SHORT PROBLEM: State the number of lines with the string "Func" in them, and nothing else.

Entries taken from a collection
┌────────
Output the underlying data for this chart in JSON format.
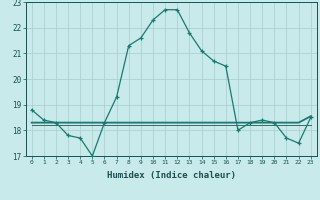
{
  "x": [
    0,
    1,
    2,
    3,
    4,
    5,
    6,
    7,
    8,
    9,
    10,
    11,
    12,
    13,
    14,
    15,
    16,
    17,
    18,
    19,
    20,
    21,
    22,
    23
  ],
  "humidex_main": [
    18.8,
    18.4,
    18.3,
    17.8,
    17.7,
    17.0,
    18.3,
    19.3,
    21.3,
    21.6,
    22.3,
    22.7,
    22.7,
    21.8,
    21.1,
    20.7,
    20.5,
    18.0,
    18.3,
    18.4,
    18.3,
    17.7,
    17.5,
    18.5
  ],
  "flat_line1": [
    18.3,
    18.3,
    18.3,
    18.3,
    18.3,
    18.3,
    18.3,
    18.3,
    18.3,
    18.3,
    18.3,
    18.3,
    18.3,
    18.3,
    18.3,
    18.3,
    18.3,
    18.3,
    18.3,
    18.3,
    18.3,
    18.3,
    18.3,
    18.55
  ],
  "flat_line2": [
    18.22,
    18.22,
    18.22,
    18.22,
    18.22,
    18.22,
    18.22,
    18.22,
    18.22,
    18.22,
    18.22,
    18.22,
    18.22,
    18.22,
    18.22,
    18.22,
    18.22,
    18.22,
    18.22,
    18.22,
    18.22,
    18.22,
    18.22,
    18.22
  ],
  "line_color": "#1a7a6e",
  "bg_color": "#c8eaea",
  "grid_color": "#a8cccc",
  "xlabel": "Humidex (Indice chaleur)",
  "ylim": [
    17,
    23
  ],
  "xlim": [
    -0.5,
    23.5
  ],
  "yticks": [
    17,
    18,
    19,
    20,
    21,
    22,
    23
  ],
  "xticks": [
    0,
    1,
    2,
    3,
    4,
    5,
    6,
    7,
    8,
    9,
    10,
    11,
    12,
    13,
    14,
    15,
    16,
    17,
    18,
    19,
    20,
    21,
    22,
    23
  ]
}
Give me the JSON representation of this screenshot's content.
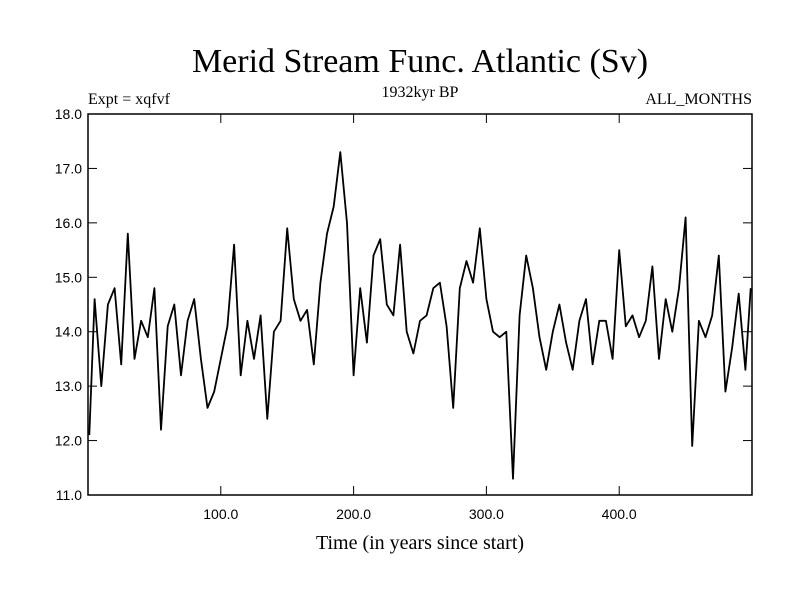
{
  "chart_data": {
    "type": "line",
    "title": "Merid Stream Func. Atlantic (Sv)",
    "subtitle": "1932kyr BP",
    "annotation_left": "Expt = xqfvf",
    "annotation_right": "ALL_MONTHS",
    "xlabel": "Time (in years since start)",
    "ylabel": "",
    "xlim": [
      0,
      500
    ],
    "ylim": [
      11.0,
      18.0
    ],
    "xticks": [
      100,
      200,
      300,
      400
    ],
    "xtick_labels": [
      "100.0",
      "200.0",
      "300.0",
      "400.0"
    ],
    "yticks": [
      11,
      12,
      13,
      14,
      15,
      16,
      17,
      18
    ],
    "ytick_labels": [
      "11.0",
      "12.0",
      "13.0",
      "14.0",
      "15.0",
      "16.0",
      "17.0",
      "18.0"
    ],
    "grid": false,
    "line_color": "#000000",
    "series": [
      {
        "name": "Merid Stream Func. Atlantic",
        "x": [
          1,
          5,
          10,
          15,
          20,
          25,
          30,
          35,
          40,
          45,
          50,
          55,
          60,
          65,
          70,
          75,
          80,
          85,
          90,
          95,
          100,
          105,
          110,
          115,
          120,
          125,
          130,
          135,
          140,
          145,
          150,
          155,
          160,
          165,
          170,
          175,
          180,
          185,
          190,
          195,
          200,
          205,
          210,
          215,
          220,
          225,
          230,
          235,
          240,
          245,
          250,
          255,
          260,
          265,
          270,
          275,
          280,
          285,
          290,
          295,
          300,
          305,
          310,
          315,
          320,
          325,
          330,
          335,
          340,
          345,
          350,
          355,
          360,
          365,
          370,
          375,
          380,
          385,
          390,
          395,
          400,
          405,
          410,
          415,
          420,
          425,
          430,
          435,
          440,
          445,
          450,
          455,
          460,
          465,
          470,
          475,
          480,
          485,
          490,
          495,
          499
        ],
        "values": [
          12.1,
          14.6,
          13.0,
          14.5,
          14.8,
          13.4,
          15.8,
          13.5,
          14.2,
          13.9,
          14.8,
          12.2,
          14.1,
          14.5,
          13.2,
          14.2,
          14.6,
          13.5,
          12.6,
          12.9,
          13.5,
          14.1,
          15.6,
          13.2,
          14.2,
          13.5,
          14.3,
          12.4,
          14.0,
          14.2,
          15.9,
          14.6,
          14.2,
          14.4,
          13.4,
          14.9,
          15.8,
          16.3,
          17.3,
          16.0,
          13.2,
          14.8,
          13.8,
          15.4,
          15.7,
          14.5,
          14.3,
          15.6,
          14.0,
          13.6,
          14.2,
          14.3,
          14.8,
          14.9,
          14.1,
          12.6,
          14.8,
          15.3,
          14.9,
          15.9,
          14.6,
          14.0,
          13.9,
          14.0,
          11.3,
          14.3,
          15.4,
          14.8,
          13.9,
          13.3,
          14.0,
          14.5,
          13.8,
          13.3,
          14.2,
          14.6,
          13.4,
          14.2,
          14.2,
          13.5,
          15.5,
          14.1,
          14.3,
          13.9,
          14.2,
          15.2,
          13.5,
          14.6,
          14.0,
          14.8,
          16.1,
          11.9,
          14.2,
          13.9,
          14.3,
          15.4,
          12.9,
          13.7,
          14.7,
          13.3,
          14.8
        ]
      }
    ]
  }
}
└────────
┌────────
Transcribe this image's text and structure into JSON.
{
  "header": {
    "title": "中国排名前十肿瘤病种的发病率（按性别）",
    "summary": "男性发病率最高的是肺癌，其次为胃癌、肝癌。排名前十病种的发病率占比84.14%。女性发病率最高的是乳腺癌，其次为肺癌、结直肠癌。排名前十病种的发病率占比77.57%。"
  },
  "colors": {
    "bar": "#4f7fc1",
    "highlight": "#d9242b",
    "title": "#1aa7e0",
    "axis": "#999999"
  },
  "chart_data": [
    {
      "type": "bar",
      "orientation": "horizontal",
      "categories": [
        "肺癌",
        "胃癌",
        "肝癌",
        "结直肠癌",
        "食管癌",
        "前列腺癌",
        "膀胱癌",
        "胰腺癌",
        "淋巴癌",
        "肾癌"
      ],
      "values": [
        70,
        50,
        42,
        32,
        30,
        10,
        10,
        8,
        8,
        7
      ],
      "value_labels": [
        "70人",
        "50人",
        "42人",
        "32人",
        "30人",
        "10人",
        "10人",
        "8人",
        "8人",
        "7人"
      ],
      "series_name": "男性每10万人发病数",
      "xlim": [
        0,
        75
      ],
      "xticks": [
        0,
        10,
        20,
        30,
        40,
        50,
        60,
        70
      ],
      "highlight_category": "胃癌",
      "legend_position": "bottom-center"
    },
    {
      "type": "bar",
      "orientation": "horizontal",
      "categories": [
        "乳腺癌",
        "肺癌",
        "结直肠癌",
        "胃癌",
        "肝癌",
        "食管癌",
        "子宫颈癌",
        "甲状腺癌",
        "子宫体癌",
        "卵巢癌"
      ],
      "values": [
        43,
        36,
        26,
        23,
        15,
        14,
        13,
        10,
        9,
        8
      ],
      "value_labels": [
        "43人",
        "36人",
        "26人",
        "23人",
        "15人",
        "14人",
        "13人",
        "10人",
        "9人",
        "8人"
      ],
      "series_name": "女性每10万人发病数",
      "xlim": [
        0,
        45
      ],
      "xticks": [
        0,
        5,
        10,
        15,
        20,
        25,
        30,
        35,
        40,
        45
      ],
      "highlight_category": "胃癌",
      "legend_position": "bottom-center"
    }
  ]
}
└────────
RESPONSE FOR THIS EXERCISE: 2